Prompt » Wherever the word "title" shows up in a line, please copy that line.

Available data »

* Start *

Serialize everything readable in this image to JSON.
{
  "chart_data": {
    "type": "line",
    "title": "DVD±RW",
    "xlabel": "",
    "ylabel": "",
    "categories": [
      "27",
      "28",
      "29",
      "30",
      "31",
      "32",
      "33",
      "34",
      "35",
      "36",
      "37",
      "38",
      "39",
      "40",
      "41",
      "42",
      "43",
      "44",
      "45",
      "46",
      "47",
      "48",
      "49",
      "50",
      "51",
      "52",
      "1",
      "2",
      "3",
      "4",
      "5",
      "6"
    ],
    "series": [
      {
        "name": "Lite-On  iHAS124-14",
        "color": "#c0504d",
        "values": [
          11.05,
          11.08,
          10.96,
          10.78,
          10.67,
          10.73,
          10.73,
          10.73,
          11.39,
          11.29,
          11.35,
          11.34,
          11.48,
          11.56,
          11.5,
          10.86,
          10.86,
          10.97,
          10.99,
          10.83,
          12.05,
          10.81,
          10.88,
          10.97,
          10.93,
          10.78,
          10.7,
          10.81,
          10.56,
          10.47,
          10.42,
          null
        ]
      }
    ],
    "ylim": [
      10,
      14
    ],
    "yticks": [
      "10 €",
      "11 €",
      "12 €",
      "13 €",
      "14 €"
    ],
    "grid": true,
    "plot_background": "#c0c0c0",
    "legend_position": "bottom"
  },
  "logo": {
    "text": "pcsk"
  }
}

* End *
* Start *

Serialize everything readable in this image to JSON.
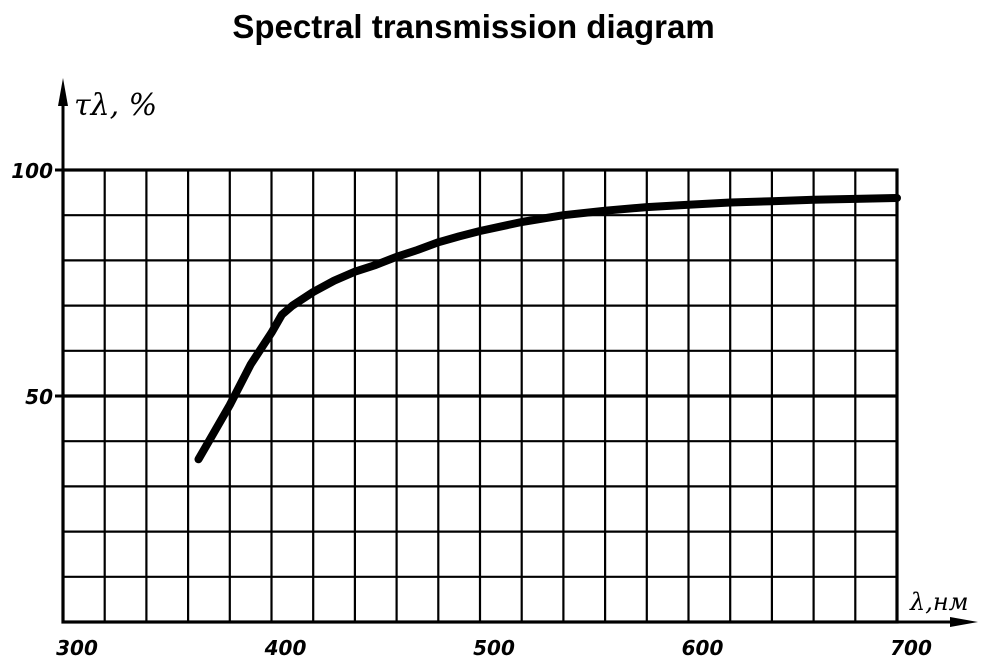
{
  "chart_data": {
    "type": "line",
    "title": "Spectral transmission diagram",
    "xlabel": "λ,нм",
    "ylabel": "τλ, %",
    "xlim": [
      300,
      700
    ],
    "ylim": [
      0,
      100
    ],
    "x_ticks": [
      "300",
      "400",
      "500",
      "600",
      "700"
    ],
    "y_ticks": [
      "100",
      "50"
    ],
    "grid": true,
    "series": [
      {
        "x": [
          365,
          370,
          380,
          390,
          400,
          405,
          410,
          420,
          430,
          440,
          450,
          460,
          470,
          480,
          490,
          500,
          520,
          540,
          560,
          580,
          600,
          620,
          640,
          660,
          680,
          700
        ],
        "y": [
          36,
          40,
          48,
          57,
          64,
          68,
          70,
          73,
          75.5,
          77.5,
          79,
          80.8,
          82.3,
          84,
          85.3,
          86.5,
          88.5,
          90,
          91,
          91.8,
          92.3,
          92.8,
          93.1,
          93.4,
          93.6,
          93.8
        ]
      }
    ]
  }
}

* End *

Answer below »
    "title": "DVD±RW",
    "title": "Spectral transmission diagram",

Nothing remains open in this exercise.